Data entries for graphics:
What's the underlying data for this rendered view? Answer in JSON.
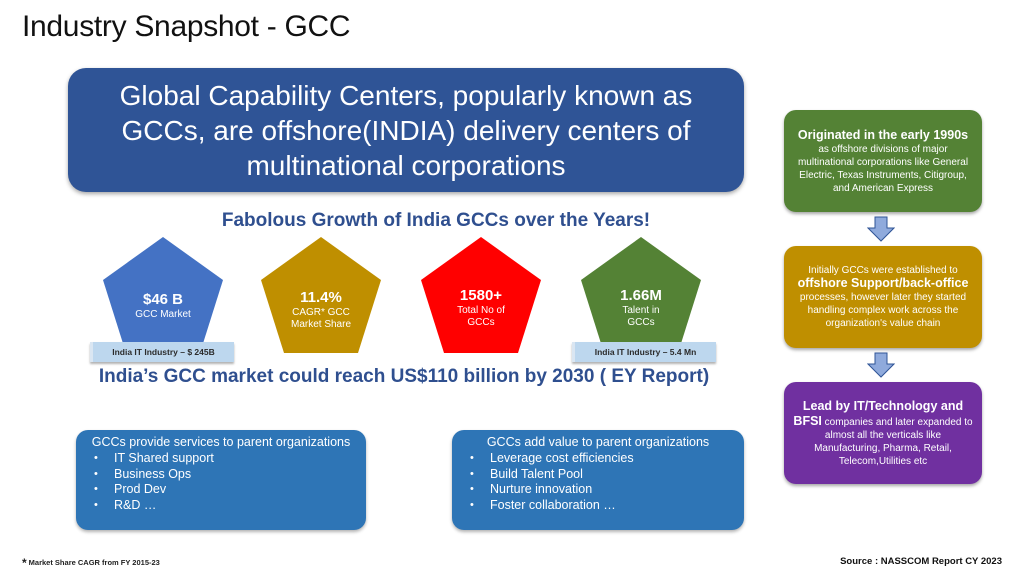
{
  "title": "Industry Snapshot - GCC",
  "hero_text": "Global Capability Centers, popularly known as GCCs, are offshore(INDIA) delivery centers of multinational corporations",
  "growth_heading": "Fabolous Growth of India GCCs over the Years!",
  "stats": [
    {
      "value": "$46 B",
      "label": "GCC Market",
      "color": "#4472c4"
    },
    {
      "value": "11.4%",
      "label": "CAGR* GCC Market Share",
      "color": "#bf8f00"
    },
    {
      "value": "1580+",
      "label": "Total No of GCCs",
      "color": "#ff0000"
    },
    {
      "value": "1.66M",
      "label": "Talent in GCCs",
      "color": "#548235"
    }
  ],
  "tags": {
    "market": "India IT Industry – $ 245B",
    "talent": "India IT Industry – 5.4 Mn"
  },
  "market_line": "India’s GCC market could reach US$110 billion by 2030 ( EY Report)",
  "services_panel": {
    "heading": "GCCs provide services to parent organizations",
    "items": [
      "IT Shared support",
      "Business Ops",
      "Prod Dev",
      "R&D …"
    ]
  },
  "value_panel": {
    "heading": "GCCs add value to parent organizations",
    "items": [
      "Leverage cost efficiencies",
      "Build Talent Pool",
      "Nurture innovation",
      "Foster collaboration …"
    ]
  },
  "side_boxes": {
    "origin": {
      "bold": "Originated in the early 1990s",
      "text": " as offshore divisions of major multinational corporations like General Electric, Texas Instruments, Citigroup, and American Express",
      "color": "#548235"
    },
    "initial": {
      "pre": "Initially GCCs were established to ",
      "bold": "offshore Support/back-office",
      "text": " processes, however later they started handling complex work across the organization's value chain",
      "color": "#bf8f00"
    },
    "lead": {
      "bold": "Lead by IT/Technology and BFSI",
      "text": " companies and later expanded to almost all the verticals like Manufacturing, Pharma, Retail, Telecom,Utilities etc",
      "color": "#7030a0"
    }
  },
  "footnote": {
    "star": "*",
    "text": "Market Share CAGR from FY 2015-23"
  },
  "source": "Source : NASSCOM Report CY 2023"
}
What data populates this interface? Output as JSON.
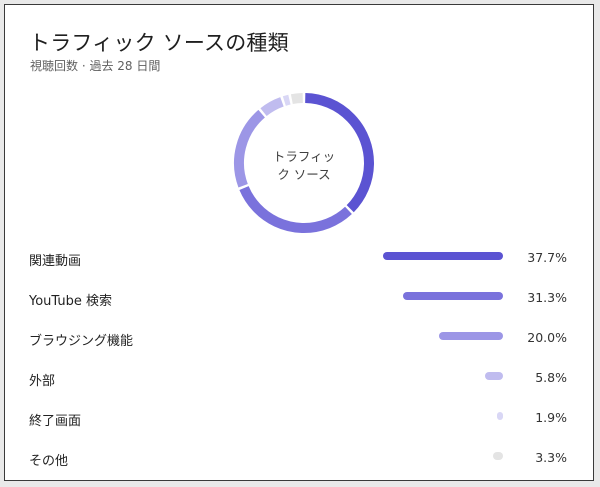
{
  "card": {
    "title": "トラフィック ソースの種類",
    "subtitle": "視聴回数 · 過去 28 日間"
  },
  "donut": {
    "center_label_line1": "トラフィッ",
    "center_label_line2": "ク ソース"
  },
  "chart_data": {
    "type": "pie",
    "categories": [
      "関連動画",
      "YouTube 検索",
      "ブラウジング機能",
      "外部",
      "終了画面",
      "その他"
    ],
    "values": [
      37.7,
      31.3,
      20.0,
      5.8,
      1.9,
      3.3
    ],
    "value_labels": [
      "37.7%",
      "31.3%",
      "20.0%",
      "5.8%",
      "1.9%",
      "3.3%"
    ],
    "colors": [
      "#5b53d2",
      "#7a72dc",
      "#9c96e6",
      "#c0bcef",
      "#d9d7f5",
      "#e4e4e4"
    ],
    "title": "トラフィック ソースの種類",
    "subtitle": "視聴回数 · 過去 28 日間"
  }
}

---

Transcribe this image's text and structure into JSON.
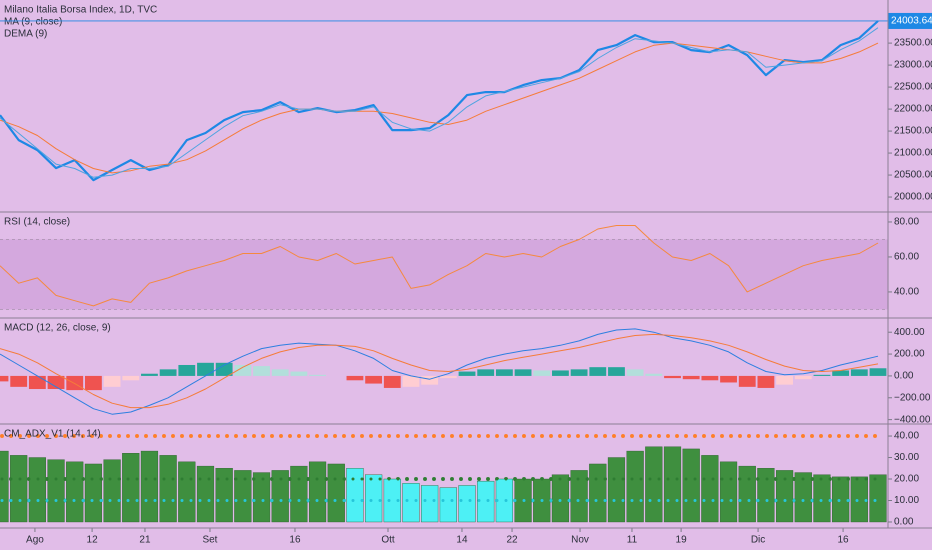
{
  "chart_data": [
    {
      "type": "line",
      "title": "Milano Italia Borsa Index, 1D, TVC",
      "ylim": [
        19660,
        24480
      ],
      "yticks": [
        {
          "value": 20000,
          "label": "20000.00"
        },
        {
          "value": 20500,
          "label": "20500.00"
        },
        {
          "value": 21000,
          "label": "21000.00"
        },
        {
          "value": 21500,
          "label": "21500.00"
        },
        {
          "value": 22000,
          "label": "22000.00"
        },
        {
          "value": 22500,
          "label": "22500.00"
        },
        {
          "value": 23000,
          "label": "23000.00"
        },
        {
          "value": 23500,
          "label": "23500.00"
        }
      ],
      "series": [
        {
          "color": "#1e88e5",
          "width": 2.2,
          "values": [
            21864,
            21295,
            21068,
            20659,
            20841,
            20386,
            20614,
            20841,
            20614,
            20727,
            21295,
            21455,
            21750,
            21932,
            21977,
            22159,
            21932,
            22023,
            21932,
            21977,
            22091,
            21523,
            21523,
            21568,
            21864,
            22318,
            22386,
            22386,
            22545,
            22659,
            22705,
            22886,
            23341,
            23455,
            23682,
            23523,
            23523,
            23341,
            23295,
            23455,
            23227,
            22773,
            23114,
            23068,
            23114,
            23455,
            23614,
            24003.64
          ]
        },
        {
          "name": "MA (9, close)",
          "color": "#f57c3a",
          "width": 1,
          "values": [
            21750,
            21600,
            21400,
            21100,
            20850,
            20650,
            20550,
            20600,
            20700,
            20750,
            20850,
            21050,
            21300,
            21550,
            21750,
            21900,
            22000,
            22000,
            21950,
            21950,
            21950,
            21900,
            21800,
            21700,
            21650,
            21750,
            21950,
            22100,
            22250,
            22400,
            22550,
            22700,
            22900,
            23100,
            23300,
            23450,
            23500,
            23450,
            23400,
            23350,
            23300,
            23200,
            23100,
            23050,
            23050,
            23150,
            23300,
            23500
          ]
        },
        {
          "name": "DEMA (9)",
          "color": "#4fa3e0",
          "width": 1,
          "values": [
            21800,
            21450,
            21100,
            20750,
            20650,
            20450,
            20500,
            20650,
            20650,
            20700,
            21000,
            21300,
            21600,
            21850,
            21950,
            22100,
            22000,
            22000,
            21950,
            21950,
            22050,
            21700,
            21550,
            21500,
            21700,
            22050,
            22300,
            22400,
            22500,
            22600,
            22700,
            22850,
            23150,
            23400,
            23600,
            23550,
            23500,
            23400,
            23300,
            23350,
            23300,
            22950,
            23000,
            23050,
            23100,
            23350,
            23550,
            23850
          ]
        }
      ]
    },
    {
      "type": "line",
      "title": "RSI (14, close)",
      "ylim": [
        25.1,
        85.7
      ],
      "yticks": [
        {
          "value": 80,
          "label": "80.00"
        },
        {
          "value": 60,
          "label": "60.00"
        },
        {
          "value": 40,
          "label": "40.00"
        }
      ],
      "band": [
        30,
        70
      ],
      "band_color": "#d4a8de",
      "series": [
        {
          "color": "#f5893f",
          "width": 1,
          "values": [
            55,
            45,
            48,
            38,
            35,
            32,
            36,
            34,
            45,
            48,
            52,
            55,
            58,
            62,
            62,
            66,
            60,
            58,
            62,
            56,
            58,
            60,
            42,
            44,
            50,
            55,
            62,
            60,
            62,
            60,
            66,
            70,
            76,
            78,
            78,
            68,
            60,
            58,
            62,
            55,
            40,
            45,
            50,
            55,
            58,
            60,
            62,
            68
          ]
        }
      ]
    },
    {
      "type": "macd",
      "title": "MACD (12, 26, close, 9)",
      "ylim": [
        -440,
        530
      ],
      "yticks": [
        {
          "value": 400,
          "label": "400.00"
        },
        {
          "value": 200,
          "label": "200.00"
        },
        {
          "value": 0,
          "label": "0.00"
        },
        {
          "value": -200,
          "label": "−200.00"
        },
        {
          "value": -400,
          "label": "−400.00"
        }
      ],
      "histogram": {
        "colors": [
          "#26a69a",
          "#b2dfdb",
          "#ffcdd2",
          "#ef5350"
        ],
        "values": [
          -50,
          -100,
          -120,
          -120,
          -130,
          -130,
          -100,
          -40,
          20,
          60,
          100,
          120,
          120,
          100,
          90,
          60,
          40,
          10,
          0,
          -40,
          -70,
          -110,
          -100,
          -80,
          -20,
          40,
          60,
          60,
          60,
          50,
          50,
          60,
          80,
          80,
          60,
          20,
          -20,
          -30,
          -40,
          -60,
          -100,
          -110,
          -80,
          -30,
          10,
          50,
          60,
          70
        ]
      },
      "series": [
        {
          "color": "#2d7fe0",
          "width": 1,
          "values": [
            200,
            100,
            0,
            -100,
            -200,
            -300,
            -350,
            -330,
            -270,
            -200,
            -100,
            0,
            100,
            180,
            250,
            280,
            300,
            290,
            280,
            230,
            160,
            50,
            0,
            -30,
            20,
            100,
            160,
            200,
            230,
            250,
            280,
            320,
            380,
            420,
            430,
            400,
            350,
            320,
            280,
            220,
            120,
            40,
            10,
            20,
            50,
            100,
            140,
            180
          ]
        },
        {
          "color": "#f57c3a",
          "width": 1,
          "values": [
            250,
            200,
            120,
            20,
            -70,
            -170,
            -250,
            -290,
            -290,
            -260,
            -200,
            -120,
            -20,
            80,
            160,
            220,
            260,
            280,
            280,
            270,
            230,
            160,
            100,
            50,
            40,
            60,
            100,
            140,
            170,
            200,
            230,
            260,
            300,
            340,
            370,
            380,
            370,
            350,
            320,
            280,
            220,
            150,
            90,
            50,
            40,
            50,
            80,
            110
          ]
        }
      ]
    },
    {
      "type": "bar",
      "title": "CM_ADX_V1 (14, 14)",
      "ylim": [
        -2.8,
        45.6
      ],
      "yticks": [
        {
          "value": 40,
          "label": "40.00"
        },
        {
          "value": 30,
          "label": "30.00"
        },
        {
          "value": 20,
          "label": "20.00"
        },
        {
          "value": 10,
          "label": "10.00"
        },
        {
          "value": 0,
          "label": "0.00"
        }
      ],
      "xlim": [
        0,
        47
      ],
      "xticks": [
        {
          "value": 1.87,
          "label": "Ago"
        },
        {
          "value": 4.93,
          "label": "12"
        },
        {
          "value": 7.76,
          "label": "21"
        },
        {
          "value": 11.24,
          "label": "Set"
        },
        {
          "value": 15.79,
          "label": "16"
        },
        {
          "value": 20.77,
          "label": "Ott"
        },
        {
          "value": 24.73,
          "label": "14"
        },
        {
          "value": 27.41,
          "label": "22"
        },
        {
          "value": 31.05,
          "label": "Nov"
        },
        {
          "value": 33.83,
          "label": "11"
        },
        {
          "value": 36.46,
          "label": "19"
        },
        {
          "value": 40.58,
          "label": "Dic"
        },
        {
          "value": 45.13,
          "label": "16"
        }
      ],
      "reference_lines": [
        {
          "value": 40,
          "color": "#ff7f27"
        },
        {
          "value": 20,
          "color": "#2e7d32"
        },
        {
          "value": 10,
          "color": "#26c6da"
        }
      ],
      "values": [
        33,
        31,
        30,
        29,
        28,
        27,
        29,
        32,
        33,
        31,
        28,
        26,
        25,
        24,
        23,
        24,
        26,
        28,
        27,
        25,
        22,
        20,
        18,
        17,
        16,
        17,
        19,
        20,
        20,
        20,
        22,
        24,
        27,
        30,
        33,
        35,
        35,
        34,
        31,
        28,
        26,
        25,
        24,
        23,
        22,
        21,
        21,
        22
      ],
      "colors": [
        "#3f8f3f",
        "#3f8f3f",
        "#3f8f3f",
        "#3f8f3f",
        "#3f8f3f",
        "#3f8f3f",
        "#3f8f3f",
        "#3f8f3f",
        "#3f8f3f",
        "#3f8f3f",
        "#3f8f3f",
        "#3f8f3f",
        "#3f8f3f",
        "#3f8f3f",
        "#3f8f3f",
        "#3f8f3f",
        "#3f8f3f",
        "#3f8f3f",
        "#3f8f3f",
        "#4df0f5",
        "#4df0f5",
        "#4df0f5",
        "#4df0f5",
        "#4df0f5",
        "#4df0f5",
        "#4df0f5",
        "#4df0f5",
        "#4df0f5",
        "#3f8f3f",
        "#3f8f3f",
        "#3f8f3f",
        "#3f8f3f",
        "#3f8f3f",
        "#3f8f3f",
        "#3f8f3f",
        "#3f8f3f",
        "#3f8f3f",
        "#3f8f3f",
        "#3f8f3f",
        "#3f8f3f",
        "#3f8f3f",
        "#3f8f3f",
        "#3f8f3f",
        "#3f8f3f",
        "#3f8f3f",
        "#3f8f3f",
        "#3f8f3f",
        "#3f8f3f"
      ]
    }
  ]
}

**WRITTEN TASK**. Read through the entries and copy every line that includes "CAGR".

**EXERCISE RESPONSE**.
      "label": "CAGR* GCC Market Share",
    "text": "Market Share CAGR from FY 2015-23"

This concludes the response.